* _What you are asked to do_
Copy each record exactly as it reads, leaving out any pictures it holds.
---
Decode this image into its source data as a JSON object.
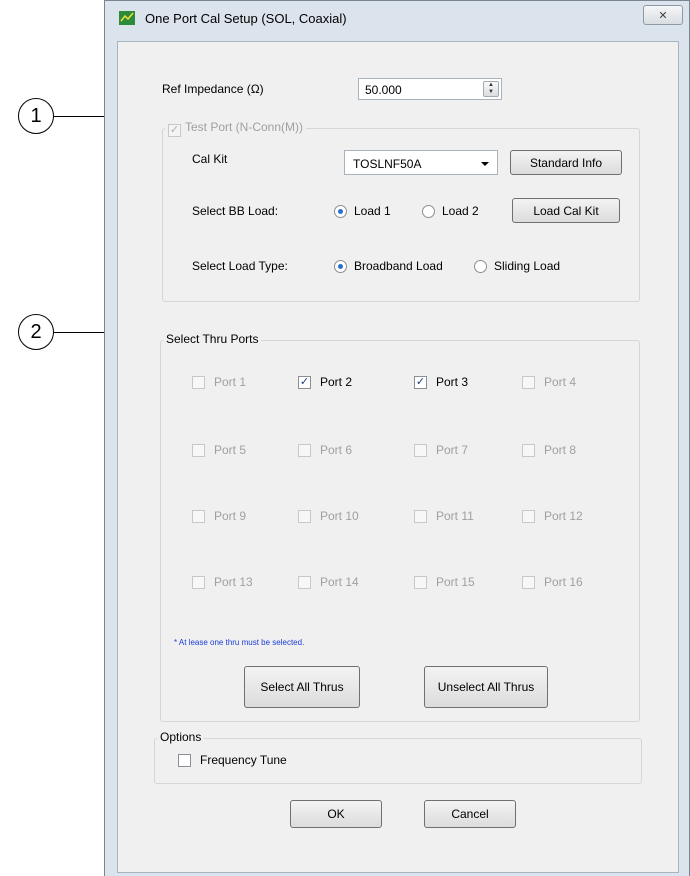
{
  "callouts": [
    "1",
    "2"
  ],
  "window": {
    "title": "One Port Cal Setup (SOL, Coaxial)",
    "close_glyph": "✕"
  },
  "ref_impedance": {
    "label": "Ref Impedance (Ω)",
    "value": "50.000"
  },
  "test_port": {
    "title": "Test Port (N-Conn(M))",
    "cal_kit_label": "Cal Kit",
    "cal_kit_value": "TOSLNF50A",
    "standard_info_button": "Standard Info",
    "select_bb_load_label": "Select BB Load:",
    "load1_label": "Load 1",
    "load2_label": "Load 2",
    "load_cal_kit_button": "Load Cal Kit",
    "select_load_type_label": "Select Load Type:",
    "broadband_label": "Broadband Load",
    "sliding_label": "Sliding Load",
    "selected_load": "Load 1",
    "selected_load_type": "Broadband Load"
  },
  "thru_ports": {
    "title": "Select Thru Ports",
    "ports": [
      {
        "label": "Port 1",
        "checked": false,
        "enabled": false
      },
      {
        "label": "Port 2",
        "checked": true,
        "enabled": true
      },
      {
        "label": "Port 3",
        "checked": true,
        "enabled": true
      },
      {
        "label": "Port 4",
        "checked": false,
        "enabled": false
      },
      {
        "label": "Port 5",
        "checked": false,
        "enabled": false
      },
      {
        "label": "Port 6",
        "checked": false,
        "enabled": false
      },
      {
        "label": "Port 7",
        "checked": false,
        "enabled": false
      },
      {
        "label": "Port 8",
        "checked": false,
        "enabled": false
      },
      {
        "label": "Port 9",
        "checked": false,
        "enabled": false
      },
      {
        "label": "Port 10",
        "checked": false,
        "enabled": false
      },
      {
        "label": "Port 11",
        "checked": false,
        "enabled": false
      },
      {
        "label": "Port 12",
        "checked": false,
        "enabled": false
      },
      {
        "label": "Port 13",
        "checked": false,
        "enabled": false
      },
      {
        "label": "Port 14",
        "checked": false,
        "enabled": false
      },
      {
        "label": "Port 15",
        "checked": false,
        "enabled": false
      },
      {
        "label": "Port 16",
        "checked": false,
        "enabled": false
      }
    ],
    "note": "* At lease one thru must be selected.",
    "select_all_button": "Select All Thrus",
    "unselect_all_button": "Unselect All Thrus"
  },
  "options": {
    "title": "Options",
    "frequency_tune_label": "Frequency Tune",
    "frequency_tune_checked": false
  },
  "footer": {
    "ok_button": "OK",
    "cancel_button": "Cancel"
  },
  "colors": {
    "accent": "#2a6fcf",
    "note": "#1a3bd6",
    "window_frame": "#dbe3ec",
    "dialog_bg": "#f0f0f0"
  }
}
---
* _Response for this exercise_
Decode this image into its source data as a JSON object.
{
  "callouts": [
    "1",
    "2"
  ],
  "window": {
    "title": "One Port Cal Setup (SOL, Coaxial)",
    "close_glyph": "✕"
  },
  "ref_impedance": {
    "label": "Ref Impedance (Ω)",
    "value": "50.000"
  },
  "test_port": {
    "title": "Test Port (N-Conn(M))",
    "cal_kit_label": "Cal Kit",
    "cal_kit_value": "TOSLNF50A",
    "standard_info_button": "Standard Info",
    "select_bb_load_label": "Select BB Load:",
    "load1_label": "Load 1",
    "load2_label": "Load 2",
    "load_cal_kit_button": "Load Cal Kit",
    "select_load_type_label": "Select Load Type:",
    "broadband_label": "Broadband Load",
    "sliding_label": "Sliding Load",
    "selected_load": "Load 1",
    "selected_load_type": "Broadband Load"
  },
  "thru_ports": {
    "title": "Select Thru Ports",
    "ports": [
      {
        "label": "Port 1",
        "checked": false,
        "enabled": false
      },
      {
        "label": "Port 2",
        "checked": true,
        "enabled": true
      },
      {
        "label": "Port 3",
        "checked": true,
        "enabled": true
      },
      {
        "label": "Port 4",
        "checked": false,
        "enabled": false
      },
      {
        "label": "Port 5",
        "checked": false,
        "enabled": false
      },
      {
        "label": "Port 6",
        "checked": false,
        "enabled": false
      },
      {
        "label": "Port 7",
        "checked": false,
        "enabled": false
      },
      {
        "label": "Port 8",
        "checked": false,
        "enabled": false
      },
      {
        "label": "Port 9",
        "checked": false,
        "enabled": false
      },
      {
        "label": "Port 10",
        "checked": false,
        "enabled": false
      },
      {
        "label": "Port 11",
        "checked": false,
        "enabled": false
      },
      {
        "label": "Port 12",
        "checked": false,
        "enabled": false
      },
      {
        "label": "Port 13",
        "checked": false,
        "enabled": false
      },
      {
        "label": "Port 14",
        "checked": false,
        "enabled": false
      },
      {
        "label": "Port 15",
        "checked": false,
        "enabled": false
      },
      {
        "label": "Port 16",
        "checked": false,
        "enabled": false
      }
    ],
    "note": "* At lease one thru must be selected.",
    "select_all_button": "Select All Thrus",
    "unselect_all_button": "Unselect All Thrus"
  },
  "options": {
    "title": "Options",
    "frequency_tune_label": "Frequency Tune",
    "frequency_tune_checked": false
  },
  "footer": {
    "ok_button": "OK",
    "cancel_button": "Cancel"
  },
  "colors": {
    "accent": "#2a6fcf",
    "note": "#1a3bd6",
    "window_frame": "#dbe3ec",
    "dialog_bg": "#f0f0f0"
  }
}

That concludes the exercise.